[Start of section]

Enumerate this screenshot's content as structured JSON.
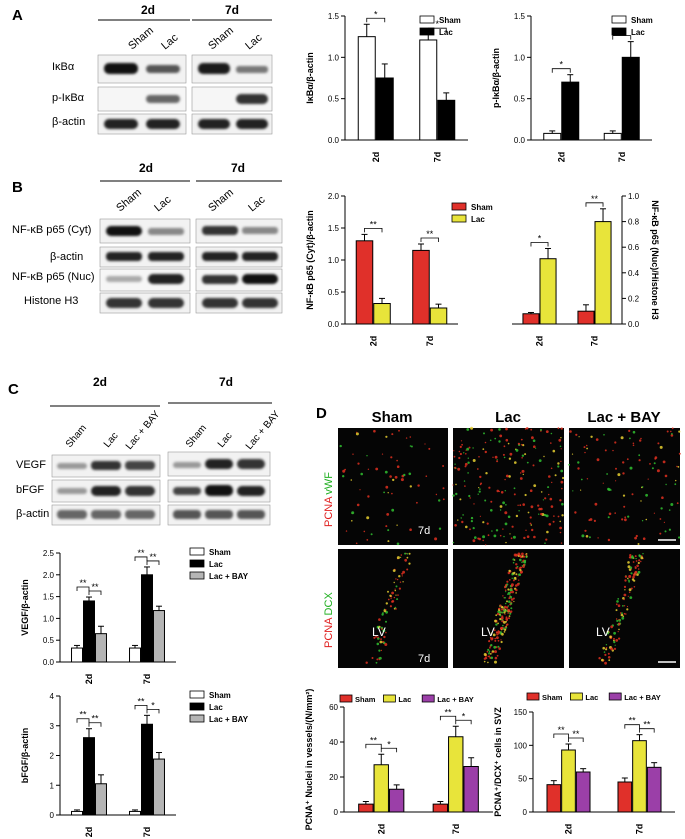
{
  "panel_labels": {
    "A": "A",
    "B": "B",
    "C": "C",
    "D": "D"
  },
  "blots": {
    "A": {
      "time_labels": [
        "2d",
        "7d"
      ],
      "lane_labels": [
        "Sham",
        "Lac",
        "Sham",
        "Lac"
      ],
      "row_labels": [
        "IκBα",
        "p-IκBα",
        "β-actin"
      ]
    },
    "B": {
      "time_labels": [
        "2d",
        "7d"
      ],
      "lane_labels": [
        "Sham",
        "Lac",
        "Sham",
        "Lac"
      ],
      "row_labels": [
        "NF-κB p65 (Cyt)",
        "β-actin",
        "NF-κB p65 (Nuc)",
        "Histone H3"
      ]
    },
    "C": {
      "time_labels": [
        "2d",
        "7d"
      ],
      "lane_labels": [
        "Sham",
        "Lac",
        "Lac + BAY",
        "Sham",
        "Lac",
        "Lac + BAY"
      ],
      "row_labels": [
        "VEGF",
        "bFGF",
        "β-actin"
      ]
    }
  },
  "micrographs": {
    "column_titles": [
      "Sham",
      "Lac",
      "Lac + BAY"
    ],
    "row1_label": {
      "a": "PCNA",
      "b": "vWF"
    },
    "row2_label": {
      "a": "PCNA",
      "b": "DCX"
    },
    "time_tag": "7d",
    "lv_label": "LV"
  },
  "colors": {
    "sham_white": "#ffffff",
    "lac_black": "#000000",
    "bay_gray": "#b5b5b5",
    "sham_red": "#e0302a",
    "lac_yellow": "#e8e43a",
    "bay_purple": "#9b3fa8"
  },
  "chart_data": [
    {
      "id": "A-ikba",
      "type": "bar",
      "categories": [
        "2d",
        "7d"
      ],
      "series": [
        {
          "name": "Sham",
          "values": [
            1.25,
            1.21
          ],
          "errors": [
            0.15,
            0.07
          ]
        },
        {
          "name": "Lac",
          "values": [
            0.75,
            0.48
          ],
          "errors": [
            0.17,
            0.09
          ]
        }
      ],
      "ylabel": "IκBα/β-actin",
      "ylim": [
        0,
        1.5
      ],
      "yticks": [
        "0.0",
        "0.5",
        "1.0",
        "1.5"
      ],
      "significance": [
        "*",
        "*"
      ],
      "legend_position": "top-right"
    },
    {
      "id": "A-pikba",
      "type": "bar",
      "categories": [
        "2d",
        "7d"
      ],
      "series": [
        {
          "name": "Sham",
          "values": [
            0.08,
            0.08
          ],
          "errors": [
            0.03,
            0.03
          ]
        },
        {
          "name": "Lac",
          "values": [
            0.7,
            1.0
          ],
          "errors": [
            0.09,
            0.19
          ]
        }
      ],
      "ylabel": "p-IκBα/β-actin",
      "ylim": [
        0,
        1.5
      ],
      "yticks": [
        "0.0",
        "0.5",
        "1.0",
        "1.5"
      ],
      "significance": [
        "*",
        "*"
      ],
      "legend_position": "top-right"
    },
    {
      "id": "B-cyt",
      "type": "bar",
      "categories": [
        "2d",
        "7d"
      ],
      "series": [
        {
          "name": "Sham",
          "values": [
            1.3,
            1.15
          ],
          "errors": [
            0.1,
            0.1
          ]
        },
        {
          "name": "Lac",
          "values": [
            0.32,
            0.25
          ],
          "errors": [
            0.08,
            0.06
          ]
        }
      ],
      "ylabel": "NF-κB p65 (Cyt)/β-actin",
      "ylim": [
        0,
        2.0
      ],
      "yticks": [
        "0.0",
        "0.5",
        "1.0",
        "1.5",
        "2.0"
      ],
      "significance": [
        "**",
        "**"
      ],
      "legend_position": "top-right"
    },
    {
      "id": "B-nuc",
      "type": "bar",
      "categories": [
        "2d",
        "7d"
      ],
      "series": [
        {
          "name": "Sham",
          "values": [
            0.08,
            0.1
          ],
          "errors": [
            0.01,
            0.05
          ]
        },
        {
          "name": "Lac",
          "values": [
            0.51,
            0.8
          ],
          "errors": [
            0.08,
            0.1
          ]
        }
      ],
      "ylabel": "NF-κB p65 (Nuc)/Histone H3",
      "ylim": [
        0,
        1.0
      ],
      "yticks": [
        "0.0",
        "0.2",
        "0.4",
        "0.6",
        "0.8",
        "1.0"
      ],
      "yaxis_side": "right",
      "significance": [
        "*",
        "**"
      ]
    },
    {
      "id": "C-vegf",
      "type": "bar",
      "categories": [
        "2d",
        "7d"
      ],
      "series": [
        {
          "name": "Sham",
          "values": [
            0.32,
            0.32
          ],
          "errors": [
            0.06,
            0.06
          ]
        },
        {
          "name": "Lac",
          "values": [
            1.4,
            2.0
          ],
          "errors": [
            0.09,
            0.18
          ]
        },
        {
          "name": "Lac + BAY",
          "values": [
            0.65,
            1.18
          ],
          "errors": [
            0.17,
            0.1
          ]
        }
      ],
      "ylabel": "VEGF/β-actin",
      "ylim": [
        0,
        2.5
      ],
      "yticks": [
        "0.0",
        "0.5",
        "1.0",
        "1.5",
        "2.0",
        "2.5"
      ],
      "significance": [
        [
          "**",
          "**"
        ],
        [
          "**",
          "**"
        ]
      ],
      "legend_position": "top-right"
    },
    {
      "id": "C-bfgf",
      "type": "bar",
      "categories": [
        "2d",
        "7d"
      ],
      "series": [
        {
          "name": "Sham",
          "values": [
            0.12,
            0.12
          ],
          "errors": [
            0.05,
            0.05
          ]
        },
        {
          "name": "Lac",
          "values": [
            2.6,
            3.05
          ],
          "errors": [
            0.3,
            0.3
          ]
        },
        {
          "name": "Lac + BAY",
          "values": [
            1.05,
            1.88
          ],
          "errors": [
            0.3,
            0.22
          ]
        }
      ],
      "ylabel": "bFGF/β-actin",
      "ylim": [
        0,
        4
      ],
      "yticks": [
        "0",
        "1",
        "2",
        "3",
        "4"
      ],
      "significance": [
        [
          "**",
          "**"
        ],
        [
          "**",
          "*"
        ]
      ],
      "legend_position": "top-right"
    },
    {
      "id": "D-vessels",
      "type": "bar",
      "categories": [
        "2d",
        "7d"
      ],
      "series": [
        {
          "name": "Sham",
          "values": [
            4.5,
            4.5
          ],
          "errors": [
            1.5,
            1.5
          ]
        },
        {
          "name": "Lac",
          "values": [
            27,
            43
          ],
          "errors": [
            6,
            6
          ]
        },
        {
          "name": "Lac + BAY",
          "values": [
            13,
            26
          ],
          "errors": [
            2.5,
            5
          ]
        }
      ],
      "ylabel": "PCNA⁺ Nuclei in vessels/(N/mm²)",
      "ylim": [
        0,
        60
      ],
      "yticks": [
        "0",
        "20",
        "40",
        "60"
      ],
      "significance": [
        [
          "**",
          "*"
        ],
        [
          "**",
          "*"
        ]
      ],
      "legend_position": "top"
    },
    {
      "id": "D-svz",
      "type": "bar",
      "categories": [
        "2d",
        "7d"
      ],
      "series": [
        {
          "name": "Sham",
          "values": [
            41,
            45
          ],
          "errors": [
            6,
            6
          ]
        },
        {
          "name": "Lac",
          "values": [
            93,
            107
          ],
          "errors": [
            9,
            9
          ]
        },
        {
          "name": "Lac + BAY",
          "values": [
            60,
            67
          ],
          "errors": [
            5,
            7
          ]
        }
      ],
      "ylabel": "PCNA⁺/DCX⁺ cells in SVZ",
      "ylim": [
        0,
        150
      ],
      "yticks": [
        "0",
        "50",
        "100",
        "150"
      ],
      "significance": [
        [
          "**",
          "**"
        ],
        [
          "**",
          "**"
        ]
      ],
      "legend_position": "top"
    }
  ]
}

[End of section]

About this task -> Set down the material exactly as given, but print none of the pictures.

Output for this exercise ->
Enumerate this screenshot's content as structured JSON.
{
  "panel_labels": {
    "A": "A",
    "B": "B",
    "C": "C",
    "D": "D"
  },
  "blots": {
    "A": {
      "time_labels": [
        "2d",
        "7d"
      ],
      "lane_labels": [
        "Sham",
        "Lac",
        "Sham",
        "Lac"
      ],
      "row_labels": [
        "IκBα",
        "p-IκBα",
        "β-actin"
      ]
    },
    "B": {
      "time_labels": [
        "2d",
        "7d"
      ],
      "lane_labels": [
        "Sham",
        "Lac",
        "Sham",
        "Lac"
      ],
      "row_labels": [
        "NF-κB p65 (Cyt)",
        "β-actin",
        "NF-κB p65 (Nuc)",
        "Histone H3"
      ]
    },
    "C": {
      "time_labels": [
        "2d",
        "7d"
      ],
      "lane_labels": [
        "Sham",
        "Lac",
        "Lac + BAY",
        "Sham",
        "Lac",
        "Lac + BAY"
      ],
      "row_labels": [
        "VEGF",
        "bFGF",
        "β-actin"
      ]
    }
  },
  "micrographs": {
    "column_titles": [
      "Sham",
      "Lac",
      "Lac + BAY"
    ],
    "row1_label": {
      "a": "PCNA",
      "b": "vWF"
    },
    "row2_label": {
      "a": "PCNA",
      "b": "DCX"
    },
    "time_tag": "7d",
    "lv_label": "LV"
  },
  "colors": {
    "sham_white": "#ffffff",
    "lac_black": "#000000",
    "bay_gray": "#b5b5b5",
    "sham_red": "#e0302a",
    "lac_yellow": "#e8e43a",
    "bay_purple": "#9b3fa8"
  },
  "chart_data": [
    {
      "id": "A-ikba",
      "type": "bar",
      "categories": [
        "2d",
        "7d"
      ],
      "series": [
        {
          "name": "Sham",
          "values": [
            1.25,
            1.21
          ],
          "errors": [
            0.15,
            0.07
          ]
        },
        {
          "name": "Lac",
          "values": [
            0.75,
            0.48
          ],
          "errors": [
            0.17,
            0.09
          ]
        }
      ],
      "ylabel": "IκBα/β-actin",
      "ylim": [
        0,
        1.5
      ],
      "yticks": [
        "0.0",
        "0.5",
        "1.0",
        "1.5"
      ],
      "significance": [
        "*",
        "*"
      ],
      "legend_position": "top-right"
    },
    {
      "id": "A-pikba",
      "type": "bar",
      "categories": [
        "2d",
        "7d"
      ],
      "series": [
        {
          "name": "Sham",
          "values": [
            0.08,
            0.08
          ],
          "errors": [
            0.03,
            0.03
          ]
        },
        {
          "name": "Lac",
          "values": [
            0.7,
            1.0
          ],
          "errors": [
            0.09,
            0.19
          ]
        }
      ],
      "ylabel": "p-IκBα/β-actin",
      "ylim": [
        0,
        1.5
      ],
      "yticks": [
        "0.0",
        "0.5",
        "1.0",
        "1.5"
      ],
      "significance": [
        "*",
        "*"
      ],
      "legend_position": "top-right"
    },
    {
      "id": "B-cyt",
      "type": "bar",
      "categories": [
        "2d",
        "7d"
      ],
      "series": [
        {
          "name": "Sham",
          "values": [
            1.3,
            1.15
          ],
          "errors": [
            0.1,
            0.1
          ]
        },
        {
          "name": "Lac",
          "values": [
            0.32,
            0.25
          ],
          "errors": [
            0.08,
            0.06
          ]
        }
      ],
      "ylabel": "NF-κB p65 (Cyt)/β-actin",
      "ylim": [
        0,
        2.0
      ],
      "yticks": [
        "0.0",
        "0.5",
        "1.0",
        "1.5",
        "2.0"
      ],
      "significance": [
        "**",
        "**"
      ],
      "legend_position": "top-right"
    },
    {
      "id": "B-nuc",
      "type": "bar",
      "categories": [
        "2d",
        "7d"
      ],
      "series": [
        {
          "name": "Sham",
          "values": [
            0.08,
            0.1
          ],
          "errors": [
            0.01,
            0.05
          ]
        },
        {
          "name": "Lac",
          "values": [
            0.51,
            0.8
          ],
          "errors": [
            0.08,
            0.1
          ]
        }
      ],
      "ylabel": "NF-κB p65 (Nuc)/Histone H3",
      "ylim": [
        0,
        1.0
      ],
      "yticks": [
        "0.0",
        "0.2",
        "0.4",
        "0.6",
        "0.8",
        "1.0"
      ],
      "yaxis_side": "right",
      "significance": [
        "*",
        "**"
      ]
    },
    {
      "id": "C-vegf",
      "type": "bar",
      "categories": [
        "2d",
        "7d"
      ],
      "series": [
        {
          "name": "Sham",
          "values": [
            0.32,
            0.32
          ],
          "errors": [
            0.06,
            0.06
          ]
        },
        {
          "name": "Lac",
          "values": [
            1.4,
            2.0
          ],
          "errors": [
            0.09,
            0.18
          ]
        },
        {
          "name": "Lac + BAY",
          "values": [
            0.65,
            1.18
          ],
          "errors": [
            0.17,
            0.1
          ]
        }
      ],
      "ylabel": "VEGF/β-actin",
      "ylim": [
        0,
        2.5
      ],
      "yticks": [
        "0.0",
        "0.5",
        "1.0",
        "1.5",
        "2.0",
        "2.5"
      ],
      "significance": [
        [
          "**",
          "**"
        ],
        [
          "**",
          "**"
        ]
      ],
      "legend_position": "top-right"
    },
    {
      "id": "C-bfgf",
      "type": "bar",
      "categories": [
        "2d",
        "7d"
      ],
      "series": [
        {
          "name": "Sham",
          "values": [
            0.12,
            0.12
          ],
          "errors": [
            0.05,
            0.05
          ]
        },
        {
          "name": "Lac",
          "values": [
            2.6,
            3.05
          ],
          "errors": [
            0.3,
            0.3
          ]
        },
        {
          "name": "Lac + BAY",
          "values": [
            1.05,
            1.88
          ],
          "errors": [
            0.3,
            0.22
          ]
        }
      ],
      "ylabel": "bFGF/β-actin",
      "ylim": [
        0,
        4
      ],
      "yticks": [
        "0",
        "1",
        "2",
        "3",
        "4"
      ],
      "significance": [
        [
          "**",
          "**"
        ],
        [
          "**",
          "*"
        ]
      ],
      "legend_position": "top-right"
    },
    {
      "id": "D-vessels",
      "type": "bar",
      "categories": [
        "2d",
        "7d"
      ],
      "series": [
        {
          "name": "Sham",
          "values": [
            4.5,
            4.5
          ],
          "errors": [
            1.5,
            1.5
          ]
        },
        {
          "name": "Lac",
          "values": [
            27,
            43
          ],
          "errors": [
            6,
            6
          ]
        },
        {
          "name": "Lac + BAY",
          "values": [
            13,
            26
          ],
          "errors": [
            2.5,
            5
          ]
        }
      ],
      "ylabel": "PCNA⁺ Nuclei in vessels/(N/mm²)",
      "ylim": [
        0,
        60
      ],
      "yticks": [
        "0",
        "20",
        "40",
        "60"
      ],
      "significance": [
        [
          "**",
          "*"
        ],
        [
          "**",
          "*"
        ]
      ],
      "legend_position": "top"
    },
    {
      "id": "D-svz",
      "type": "bar",
      "categories": [
        "2d",
        "7d"
      ],
      "series": [
        {
          "name": "Sham",
          "values": [
            41,
            45
          ],
          "errors": [
            6,
            6
          ]
        },
        {
          "name": "Lac",
          "values": [
            93,
            107
          ],
          "errors": [
            9,
            9
          ]
        },
        {
          "name": "Lac + BAY",
          "values": [
            60,
            67
          ],
          "errors": [
            5,
            7
          ]
        }
      ],
      "ylabel": "PCNA⁺/DCX⁺ cells in SVZ",
      "ylim": [
        0,
        150
      ],
      "yticks": [
        "0",
        "50",
        "100",
        "150"
      ],
      "significance": [
        [
          "**",
          "**"
        ],
        [
          "**",
          "**"
        ]
      ],
      "legend_position": "top"
    }
  ]
}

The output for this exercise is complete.